● Trecho do documento
☆ ☆ ☆
“Meu coração chora todos os dias”

“A vida do meu filho está se acabando. Já nem tenho lágrimas para chorar. Mas o meu coração chora a todo instante”. O desabafo feito por dona Adriana Oliveira Braga desnuda uma parte do sofrimento vivido por esta carioca de 47 anos. Mãe de sete filhos, ela alterna sentimentos de resignação, raiva e angústia ao falar do caso do primogênito, Rafael Braga Vieira, 28 anos, tragado num dos labirintos da Justiça penal do Rio de Janeiro.

Em 20 de abril, ele foi condenado a 11 anos e cinco meses de reclusão, além de multa de R$ 1.687, acusado de tráfico de drogas e associação criminosa. As provas? O depoimento de PMs que o prenderam com 0,6g de maconha, 9,3g de cocaína e um rojão. “Meu filho não é criminoso. Nunca se meteu com o tráfico”, dispara Adriana, com a firmeza típica das mães que conhecem bem cada integrante de sua prole.

A sentença, proferida pelo juiz Ricardo Coronha Pinheiro, não é somente mais um capítulo em meio a um processo que se tornou conhecido mundialmente pela forma como vem sendo conduzido. Mas uma obra Kafkiana sob diversos aspectos. A começar pelo rigor da pena (se levarmos em conta que o réu seja culpado), passando pelas circunstâncias que cercam todo os casos que envolvem Rafael.

Para entender essa história precisamos recuar à noite de 20 junho de 2013, período no qual as manifestações populares por mais qualidade dos serviços públicos e pela participação popular começaram a explodir nas principais capitais do País. Na época, a atuação de grupos radicais, conhecidos como Black Blocs (envolvidos na depredação de lojas e equipamentos públicos), ajudou a elevar a temperatura.

Às vezes, literalmente, por conta do uso de coquetéis molotov contra a PM, em revide à farta utilização de balas de borracha, granadas de efeito moral e bombas de gás lacrimogênio. Foi neste caldeirão que Rafael foi preso, acusado de portar material explosivo (coquetéis molotov) quando, na verdade, estava com dois frascos de Pinho Sol, produto usado em limpeza de banheiro. Resultado: saiu da delegacia direto para o Complexo Penitenciário de Japeri, onde ficou cinco meses até ser condenado, em dezembro do mesmo ano, a cinco anos e 10 meses de reclusão.
☆ ☆ ☆
● O que se pede
- a) Na reportagem sobre o caso de Rafael Braga Vieira, a que pena ele foi condenado em 20 de abril?
- b) Traduza para o inglês esta frase da reportagem sobre Rafael Braga Vieira: "Mãe de sete filhos, ela alterna sentimentos de resignação, raiva e angústia ao falar do caso do primogênito, Rafael Braga Vieira, 28 anos, tragado num dos labirintos da Justiça penal do Rio de Janeiro."

Listagens de regiões anotadas:
☆ ☆ ☆
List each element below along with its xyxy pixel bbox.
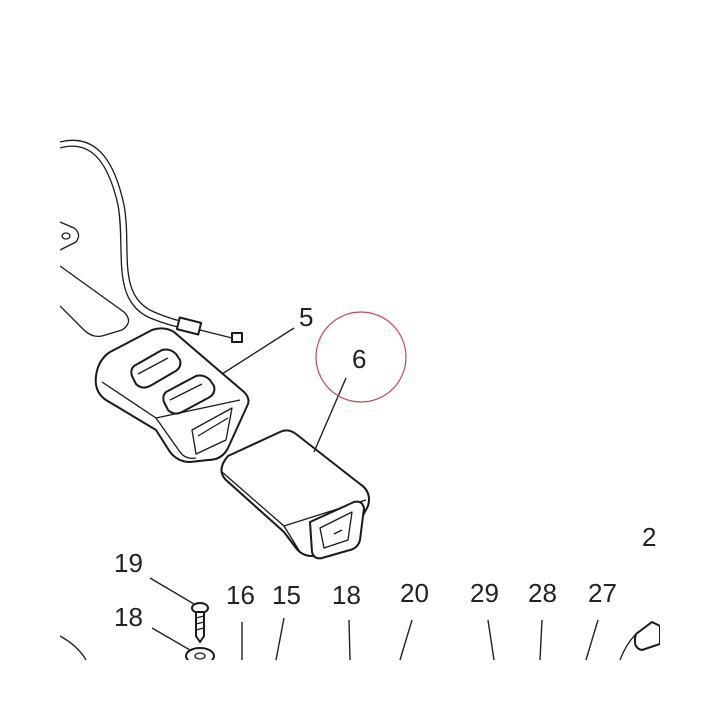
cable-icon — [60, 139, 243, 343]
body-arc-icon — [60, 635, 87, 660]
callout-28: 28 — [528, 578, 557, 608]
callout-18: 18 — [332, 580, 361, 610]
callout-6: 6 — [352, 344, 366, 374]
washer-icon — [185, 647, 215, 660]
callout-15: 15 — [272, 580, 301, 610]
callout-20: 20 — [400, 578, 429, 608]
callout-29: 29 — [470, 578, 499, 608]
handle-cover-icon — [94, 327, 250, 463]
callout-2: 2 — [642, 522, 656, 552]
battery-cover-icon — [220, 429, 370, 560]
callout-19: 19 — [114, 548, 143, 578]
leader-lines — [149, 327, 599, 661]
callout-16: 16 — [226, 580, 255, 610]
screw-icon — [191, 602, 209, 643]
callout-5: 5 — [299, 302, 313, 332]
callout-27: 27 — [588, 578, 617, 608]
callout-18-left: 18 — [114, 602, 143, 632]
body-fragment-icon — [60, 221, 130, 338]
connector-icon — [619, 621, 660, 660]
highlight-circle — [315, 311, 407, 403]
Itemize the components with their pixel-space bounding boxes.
☆ ☆ ☆
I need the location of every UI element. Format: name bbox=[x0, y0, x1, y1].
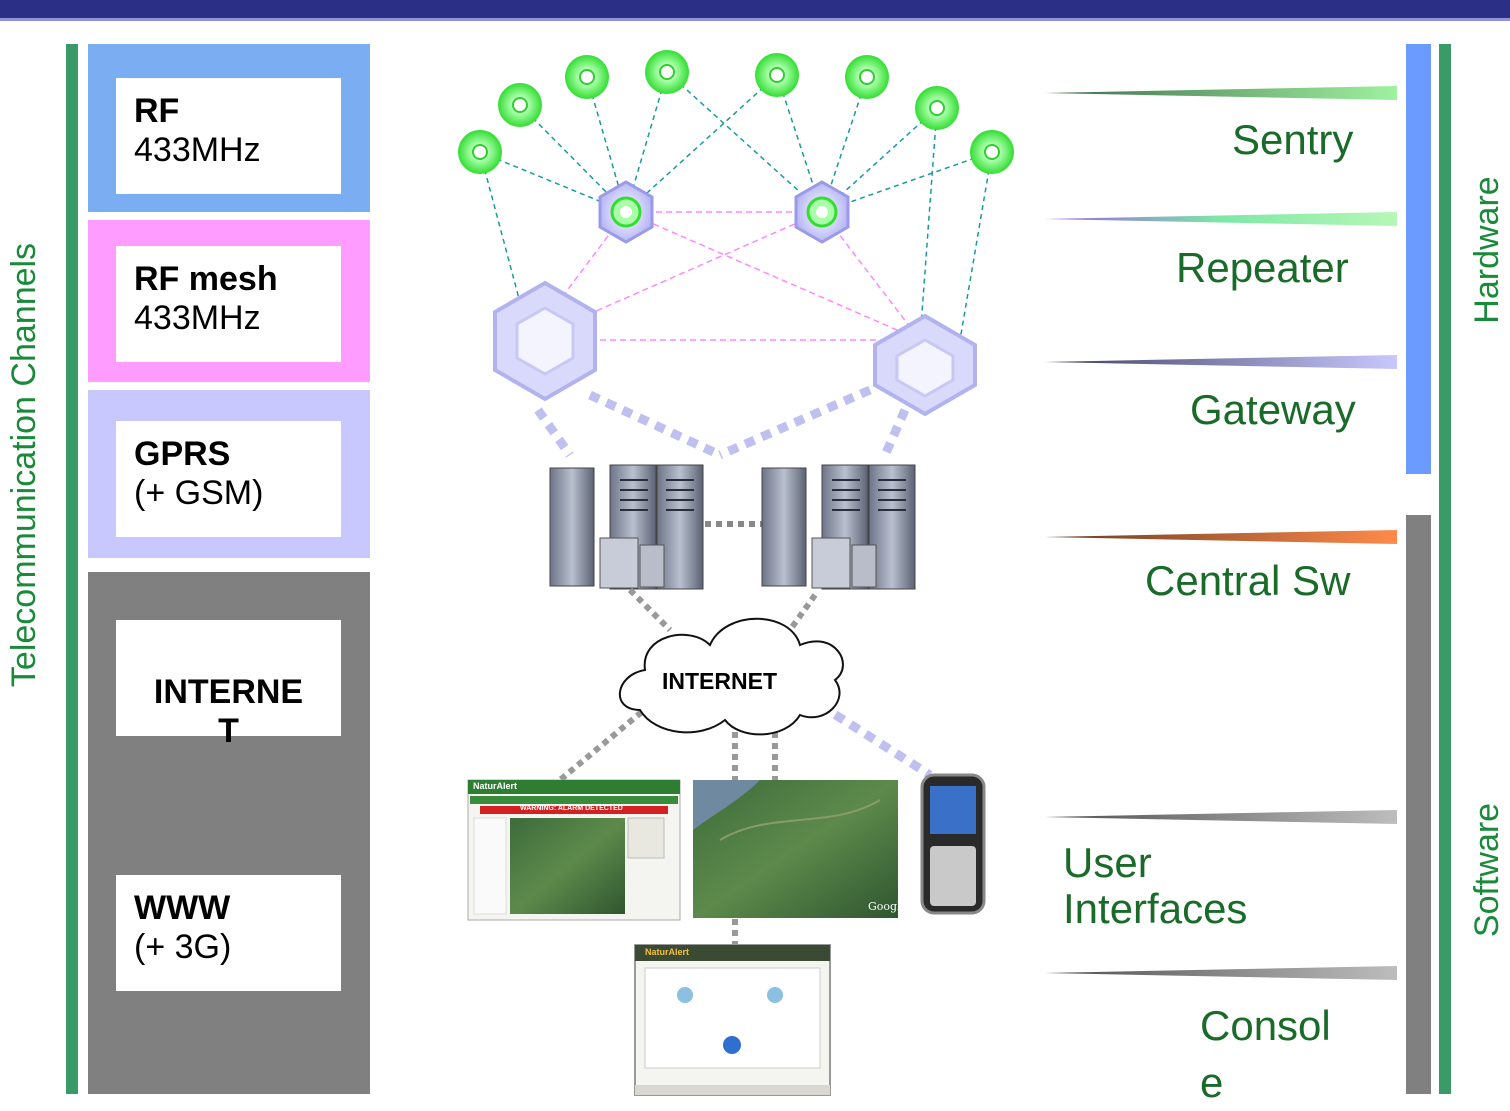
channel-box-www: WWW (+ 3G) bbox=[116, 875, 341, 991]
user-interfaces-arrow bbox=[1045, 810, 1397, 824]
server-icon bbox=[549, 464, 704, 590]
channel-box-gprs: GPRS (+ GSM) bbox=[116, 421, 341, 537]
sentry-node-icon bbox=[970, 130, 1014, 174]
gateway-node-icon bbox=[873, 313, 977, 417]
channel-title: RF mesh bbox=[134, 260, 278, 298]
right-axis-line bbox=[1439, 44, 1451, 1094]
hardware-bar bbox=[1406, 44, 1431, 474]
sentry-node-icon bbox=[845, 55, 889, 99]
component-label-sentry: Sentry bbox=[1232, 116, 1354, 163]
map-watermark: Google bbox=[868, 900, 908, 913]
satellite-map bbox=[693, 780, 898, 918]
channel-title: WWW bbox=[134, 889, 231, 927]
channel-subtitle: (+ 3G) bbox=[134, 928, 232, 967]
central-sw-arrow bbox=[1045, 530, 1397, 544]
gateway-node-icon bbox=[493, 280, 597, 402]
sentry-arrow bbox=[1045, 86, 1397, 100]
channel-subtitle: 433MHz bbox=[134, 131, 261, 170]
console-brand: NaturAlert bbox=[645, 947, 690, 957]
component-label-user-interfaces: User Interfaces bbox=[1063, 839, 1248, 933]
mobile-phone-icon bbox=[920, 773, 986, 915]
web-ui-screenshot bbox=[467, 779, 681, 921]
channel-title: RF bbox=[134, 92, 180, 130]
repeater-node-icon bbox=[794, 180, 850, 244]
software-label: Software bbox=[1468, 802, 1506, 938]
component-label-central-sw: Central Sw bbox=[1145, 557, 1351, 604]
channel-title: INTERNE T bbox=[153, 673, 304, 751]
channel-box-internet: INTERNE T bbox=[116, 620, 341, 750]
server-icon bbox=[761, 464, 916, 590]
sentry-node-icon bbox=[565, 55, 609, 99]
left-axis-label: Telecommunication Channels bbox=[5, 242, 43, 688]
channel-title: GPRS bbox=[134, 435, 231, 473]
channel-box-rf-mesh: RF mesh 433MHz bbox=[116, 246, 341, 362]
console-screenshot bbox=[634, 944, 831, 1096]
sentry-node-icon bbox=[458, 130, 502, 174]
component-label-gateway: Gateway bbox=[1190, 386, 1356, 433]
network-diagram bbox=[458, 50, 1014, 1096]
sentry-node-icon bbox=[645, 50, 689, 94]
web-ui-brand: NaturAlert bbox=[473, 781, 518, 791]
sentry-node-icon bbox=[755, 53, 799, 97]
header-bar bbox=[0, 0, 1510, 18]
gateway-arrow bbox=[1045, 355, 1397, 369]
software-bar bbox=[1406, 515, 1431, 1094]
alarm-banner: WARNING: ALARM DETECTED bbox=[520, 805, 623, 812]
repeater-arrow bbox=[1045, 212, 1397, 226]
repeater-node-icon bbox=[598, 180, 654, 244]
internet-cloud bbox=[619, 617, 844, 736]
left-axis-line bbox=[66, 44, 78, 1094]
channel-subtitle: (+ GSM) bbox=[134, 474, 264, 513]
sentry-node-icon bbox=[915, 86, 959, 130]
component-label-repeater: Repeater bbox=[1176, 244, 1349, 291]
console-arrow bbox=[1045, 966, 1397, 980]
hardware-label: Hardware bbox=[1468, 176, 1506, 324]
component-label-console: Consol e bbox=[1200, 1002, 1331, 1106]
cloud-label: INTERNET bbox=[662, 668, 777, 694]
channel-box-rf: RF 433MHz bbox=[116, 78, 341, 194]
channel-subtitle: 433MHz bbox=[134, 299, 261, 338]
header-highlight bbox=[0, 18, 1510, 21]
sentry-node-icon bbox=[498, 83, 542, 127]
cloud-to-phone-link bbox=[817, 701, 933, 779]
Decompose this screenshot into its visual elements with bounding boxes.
☆ ☆ ☆
● Respostas desenvolvidas
- a) A 11 anos e cinco meses de reclusão, além de multa de R$ 1.687.

- b) A mother of seven, she alternates between feelings of resignation, anger, and anguish when she talks about the case of her firstborn, Rafael Braga Vieira, 28, swallowed up in one of the labyrinths of Rio de Janeiro's criminal justice system.